* _To do_:
Reproduce every record below exactly as written, leaving out any pictures.

* _Data provided_:

[BEGIN]

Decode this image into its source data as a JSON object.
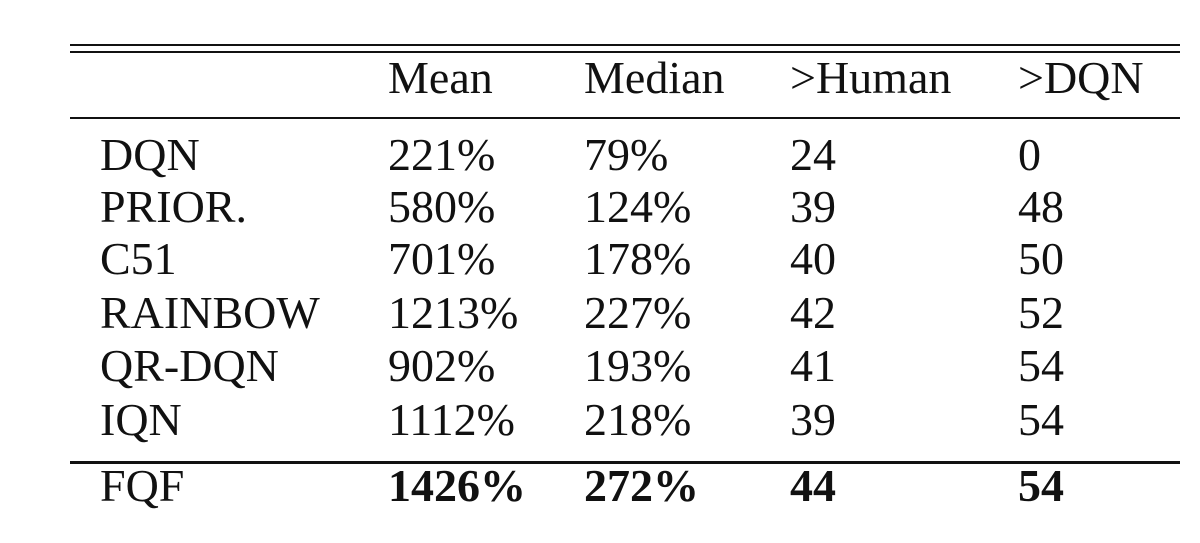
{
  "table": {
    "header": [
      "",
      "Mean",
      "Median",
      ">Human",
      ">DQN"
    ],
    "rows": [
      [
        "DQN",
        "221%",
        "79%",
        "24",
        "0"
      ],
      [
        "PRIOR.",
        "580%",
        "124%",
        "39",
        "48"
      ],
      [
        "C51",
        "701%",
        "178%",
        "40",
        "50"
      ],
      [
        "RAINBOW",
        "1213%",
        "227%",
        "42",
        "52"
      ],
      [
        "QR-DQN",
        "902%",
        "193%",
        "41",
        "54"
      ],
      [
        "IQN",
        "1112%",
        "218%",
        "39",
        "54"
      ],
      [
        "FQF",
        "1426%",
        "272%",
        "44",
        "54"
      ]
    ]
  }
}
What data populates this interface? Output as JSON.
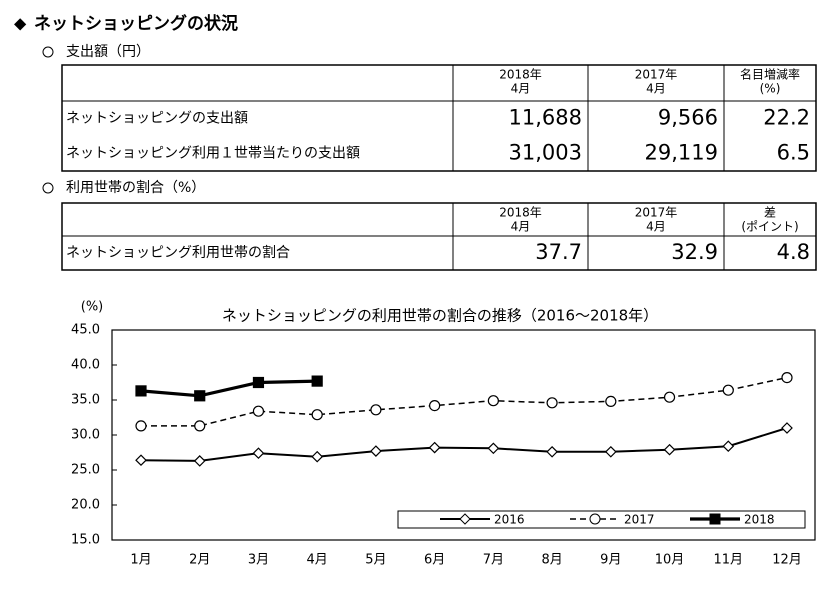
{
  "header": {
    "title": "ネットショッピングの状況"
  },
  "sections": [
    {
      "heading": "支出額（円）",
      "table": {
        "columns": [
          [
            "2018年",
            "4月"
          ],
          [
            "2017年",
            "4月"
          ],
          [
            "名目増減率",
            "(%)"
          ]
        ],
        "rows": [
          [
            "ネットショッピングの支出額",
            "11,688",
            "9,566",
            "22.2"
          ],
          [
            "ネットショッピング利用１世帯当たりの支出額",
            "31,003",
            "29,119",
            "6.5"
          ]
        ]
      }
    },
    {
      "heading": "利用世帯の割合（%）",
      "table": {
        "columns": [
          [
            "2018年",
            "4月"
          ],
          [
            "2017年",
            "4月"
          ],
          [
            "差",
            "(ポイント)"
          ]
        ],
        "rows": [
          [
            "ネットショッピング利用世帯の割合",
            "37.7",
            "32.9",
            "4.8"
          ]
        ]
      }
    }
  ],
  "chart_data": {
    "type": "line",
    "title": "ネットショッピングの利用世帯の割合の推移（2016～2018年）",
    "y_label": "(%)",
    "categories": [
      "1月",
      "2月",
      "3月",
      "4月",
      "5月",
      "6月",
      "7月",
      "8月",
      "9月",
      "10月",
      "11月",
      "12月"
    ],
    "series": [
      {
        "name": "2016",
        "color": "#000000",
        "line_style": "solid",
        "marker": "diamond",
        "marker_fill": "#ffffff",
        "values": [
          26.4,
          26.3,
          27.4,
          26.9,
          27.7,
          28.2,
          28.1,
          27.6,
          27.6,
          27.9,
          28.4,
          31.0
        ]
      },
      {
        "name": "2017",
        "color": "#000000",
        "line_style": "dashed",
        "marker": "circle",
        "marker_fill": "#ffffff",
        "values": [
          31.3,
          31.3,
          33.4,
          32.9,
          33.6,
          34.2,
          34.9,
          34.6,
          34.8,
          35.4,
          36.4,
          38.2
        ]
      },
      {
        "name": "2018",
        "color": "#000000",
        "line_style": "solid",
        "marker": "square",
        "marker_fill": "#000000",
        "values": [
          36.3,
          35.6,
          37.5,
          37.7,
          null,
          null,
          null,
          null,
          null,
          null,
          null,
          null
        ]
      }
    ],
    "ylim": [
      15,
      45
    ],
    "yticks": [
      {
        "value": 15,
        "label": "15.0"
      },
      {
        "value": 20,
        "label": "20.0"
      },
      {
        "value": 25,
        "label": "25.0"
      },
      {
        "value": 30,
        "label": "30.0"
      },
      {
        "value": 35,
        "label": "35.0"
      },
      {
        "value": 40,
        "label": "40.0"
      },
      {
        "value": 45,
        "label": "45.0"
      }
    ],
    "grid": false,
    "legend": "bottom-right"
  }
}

[END]

* _Problem solution_:
Decode this image into its source data as a JSON object.
{
  "table": {
    "header": [
      "",
      "Mean",
      "Median",
      ">Human",
      ">DQN"
    ],
    "rows": [
      [
        "DQN",
        "221%",
        "79%",
        "24",
        "0"
      ],
      [
        "PRIOR.",
        "580%",
        "124%",
        "39",
        "48"
      ],
      [
        "C51",
        "701%",
        "178%",
        "40",
        "50"
      ],
      [
        "RAINBOW",
        "1213%",
        "227%",
        "42",
        "52"
      ],
      [
        "QR-DQN",
        "902%",
        "193%",
        "41",
        "54"
      ],
      [
        "IQN",
        "1112%",
        "218%",
        "39",
        "54"
      ],
      [
        "FQF",
        "1426%",
        "272%",
        "44",
        "54"
      ]
    ]
  }
}
What data populates this interface? Output as JSON.
{
  "header": {
    "title": "ネットショッピングの状況"
  },
  "sections": [
    {
      "heading": "支出額（円）",
      "table": {
        "columns": [
          [
            "2018年",
            "4月"
          ],
          [
            "2017年",
            "4月"
          ],
          [
            "名目増減率",
            "(%)"
          ]
        ],
        "rows": [
          [
            "ネットショッピングの支出額",
            "11,688",
            "9,566",
            "22.2"
          ],
          [
            "ネットショッピング利用１世帯当たりの支出額",
            "31,003",
            "29,119",
            "6.5"
          ]
        ]
      }
    },
    {
      "heading": "利用世帯の割合（%）",
      "table": {
        "columns": [
          [
            "2018年",
            "4月"
          ],
          [
            "2017年",
            "4月"
          ],
          [
            "差",
            "(ポイント)"
          ]
        ],
        "rows": [
          [
            "ネットショッピング利用世帯の割合",
            "37.7",
            "32.9",
            "4.8"
          ]
        ]
      }
    }
  ],
  "chart_data": {
    "type": "line",
    "title": "ネットショッピングの利用世帯の割合の推移（2016～2018年）",
    "y_label": "(%)",
    "categories": [
      "1月",
      "2月",
      "3月",
      "4月",
      "5月",
      "6月",
      "7月",
      "8月",
      "9月",
      "10月",
      "11月",
      "12月"
    ],
    "series": [
      {
        "name": "2016",
        "color": "#000000",
        "line_style": "solid",
        "marker": "diamond",
        "marker_fill": "#ffffff",
        "values": [
          26.4,
          26.3,
          27.4,
          26.9,
          27.7,
          28.2,
          28.1,
          27.6,
          27.6,
          27.9,
          28.4,
          31.0
        ]
      },
      {
        "name": "2017",
        "color": "#000000",
        "line_style": "dashed",
        "marker": "circle",
        "marker_fill": "#ffffff",
        "values": [
          31.3,
          31.3,
          33.4,
          32.9,
          33.6,
          34.2,
          34.9,
          34.6,
          34.8,
          35.4,
          36.4,
          38.2
        ]
      },
      {
        "name": "2018",
        "color": "#000000",
        "line_style": "solid",
        "marker": "square",
        "marker_fill": "#000000",
        "values": [
          36.3,
          35.6,
          37.5,
          37.7,
          null,
          null,
          null,
          null,
          null,
          null,
          null,
          null
        ]
      }
    ],
    "ylim": [
      15,
      45
    ],
    "yticks": [
      {
        "value": 15,
        "label": "15.0"
      },
      {
        "value": 20,
        "label": "20.0"
      },
      {
        "value": 25,
        "label": "25.0"
      },
      {
        "value": 30,
        "label": "30.0"
      },
      {
        "value": 35,
        "label": "35.0"
      },
      {
        "value": 40,
        "label": "40.0"
      },
      {
        "value": 45,
        "label": "45.0"
      }
    ],
    "grid": false,
    "legend": "bottom-right"
  }
}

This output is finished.